*GOAL OF THE EXERCISE*. Copy out the records precisely, omitting pictures.

--- Start of RECORDS TO PROCESS ---

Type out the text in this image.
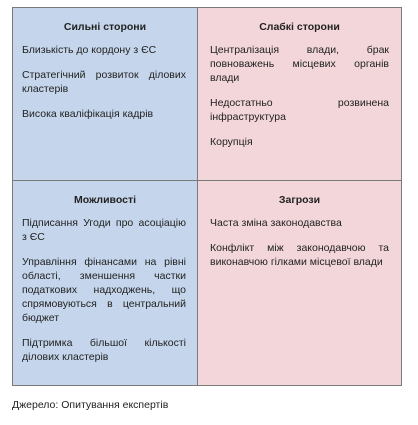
Сильні сторони
Близькість до кордону з ЄС
Стратегічний розвиток ділових кластерів
Висока кваліфікація кадрів
Слабкі сторони
Централізація влади, брак повноважень місцевих органів влади
Недостатньо розвинена інфраструктура
Корупція
Можливості
Підписання Угоди про асоціацію з ЄС
Управління фінансами на рівні області, зменшення частки податкових надходжень, що спрямовуються в центральний бюджет
Підтримка більшої кількості ділових кластерів
Загрози
Часта зміна законодавства
Конфлікт між законодавчою та виконавчою гілками місцевої влади
Джерело: Опитування експертів
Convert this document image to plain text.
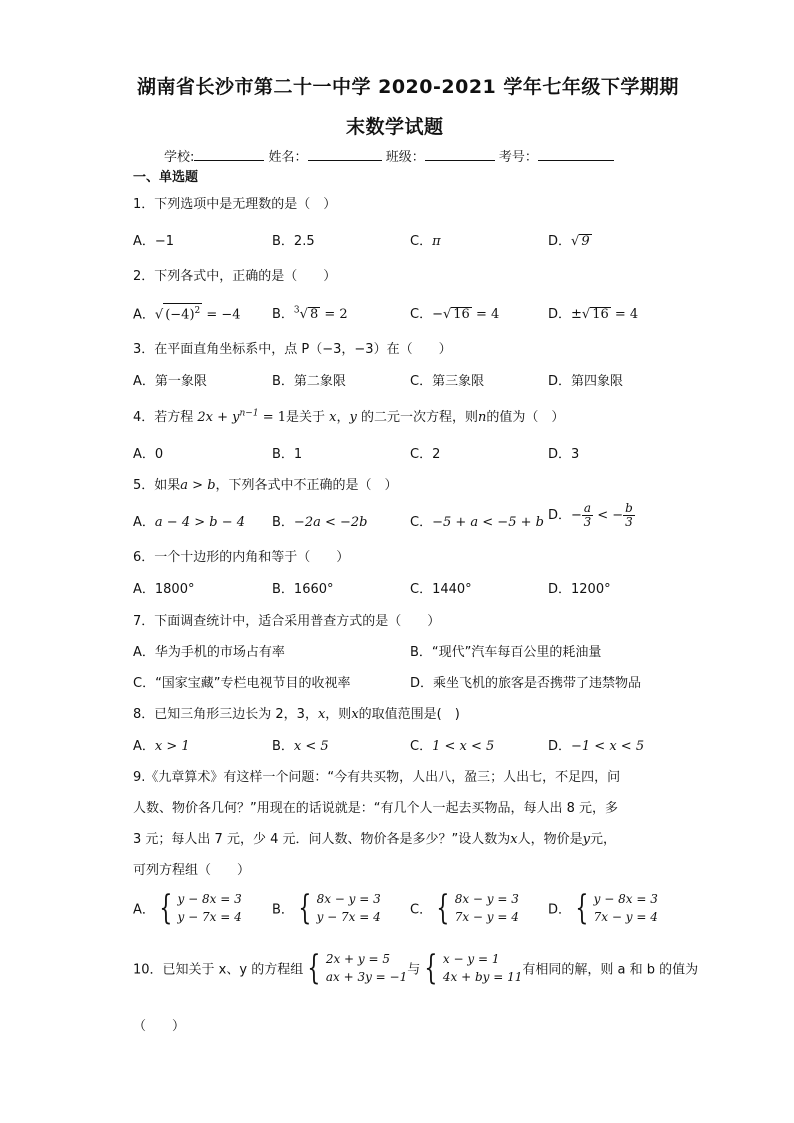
湖南省长沙市第二十一中学 2020-2021 学年七年级下学期期
末数学试题
学校:	姓名：	班级：	考号：
一、单选题
1．下列选项中是无理数的是（　）
A．−1	B．2.5	C．π	D．√ 9
2．下列各式中，正确的是（　　）
A．√ $(-4)^2 = -4$ B．$^3$√ 8 = 2	C．−√ 16 = 4	D．±√ 16 = 4
3．在平面直角坐标系中，点 P（−3，−3）在（　　）
A．第一象限	B．第二象限	C．第三象限	D．第四象限
4．若方程 $2x + y^{n-1} = 1$是关于 x，y 的二元一次方程，则n的值为（　）
A．0	B．1	C．2	D．3
5．如果a > b，下列各式中不正确的是（　）
A．a − 4 > b − 4 B．−2a < −2b	C．−5 + a < −5 + b D．− $\frac{a}{3}$ < − $\frac{b}{3}$
6．一个十边形的内角和等于（　　）
A．1800°	B．1660°	C．1440°	D．1200°
7．下面调查统计中，适合采用普查方式的是（　　）
A．华为手机的市场占有率	B．“现代”汽车每百公里的耗油量
C．“国家宝藏”专栏电视节目的收视率	D．乘坐飞机的旅客是否携带了违禁物品
8．已知三角形三边长为 2，3，x，则x的取值范围是(　)
A．x > 1	B．x < 5	C．1 < x < 5	D．−1 < x < 5
9.《九章算术》有这样一个问题：“今有共买物，人出八，盈三；人出七，不足四，问
人数、物价各几何？”用现在的话说就是：“有几个人一起去买物品，每人出 8 元，多
3 元；每人出 7 元，少 4 元．问人数、物价各是多少？”设人数为x人，物价是y元，
可列方程组（　　）
A． { y − 8x = 3
y − 7x = 4 B． { 8x − y = 3
y − 7x = 4 C． { 8x − y = 3
7x − y = 4 D． { y − 8x = 3
7x − y = 4
10．已知关于 x、y 的方程组 { 2x + y = 5
ax + 3y = −1 与 { x − y = 1
4x + by = 11 有相同的解，则 a 和 b 的值为
（　　）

--- End of RECORDS TO PROCESS ---

*SOLUTION TO THIS PROBLEM*.
Type out the text in this image.
Сильні сторони
Близькість до кордону з ЄС
Стратегічний розвиток ділових кластерів
Висока кваліфікація кадрів
Слабкі сторони
Централізація влади, брак повноважень місцевих органів влади
Недостатньо розвинена інфраструктура
Корупція
Можливості
Підписання Угоди про асоціацію з ЄС
Управління фінансами на рівні області, зменшення частки податкових надходжень, що спрямовуються в центральний бюджет
Підтримка більшої кількості ділових кластерів
Загрози
Часта зміна законодавства
Конфлікт між законодавчою та виконавчою гілками місцевої влади
Джерело: Опитування експертів
Convert this document image to plain text.
湖南省长沙市第二十一中学 2020-2021 学年七年级下学期期
末数学试题
学校:	姓名：	班级：	考号：
一、单选题
1．下列选项中是无理数的是（　）
A．−1	B．2.5	C．π	D．√ 9
2．下列各式中，正确的是（　　）
A．√ $(-4)^2 = -4$ B．$^3$√ 8 = 2	C．−√ 16 = 4	D．±√ 16 = 4
3．在平面直角坐标系中，点 P（−3，−3）在（　　）
A．第一象限	B．第二象限	C．第三象限	D．第四象限
4．若方程 $2x + y^{n-1} = 1$是关于 x，y 的二元一次方程，则n的值为（　）
A．0	B．1	C．2	D．3
5．如果a > b，下列各式中不正确的是（　）
A．a − 4 > b − 4 B．−2a < −2b	C．−5 + a < −5 + b D．− $\frac{a}{3}$ < − $\frac{b}{3}$
6．一个十边形的内角和等于（　　）
A．1800°	B．1660°	C．1440°	D．1200°
7．下面调查统计中，适合采用普查方式的是（　　）
A．华为手机的市场占有率	B．“现代”汽车每百公里的耗油量
C．“国家宝藏”专栏电视节目的收视率	D．乘坐飞机的旅客是否携带了违禁物品
8．已知三角形三边长为 2，3，x，则x的取值范围是(　)
A．x > 1	B．x < 5	C．1 < x < 5	D．−1 < x < 5
9.《九章算术》有这样一个问题：“今有共买物，人出八，盈三；人出七，不足四，问
人数、物价各几何？”用现在的话说就是：“有几个人一起去买物品，每人出 8 元，多
3 元；每人出 7 元，少 4 元．问人数、物价各是多少？”设人数为x人，物价是y元，
可列方程组（　　）
A． { y − 8x = 3
y − 7x = 4 B． { 8x − y = 3
y − 7x = 4 C． { 8x − y = 3
7x − y = 4 D． { y − 8x = 3
7x − y = 4
10．已知关于 x、y 的方程组 { 2x + y = 5
ax + 3y = −1 与 { x − y = 1
4x + by = 11 有相同的解，则 a 和 b 的值为
（　　）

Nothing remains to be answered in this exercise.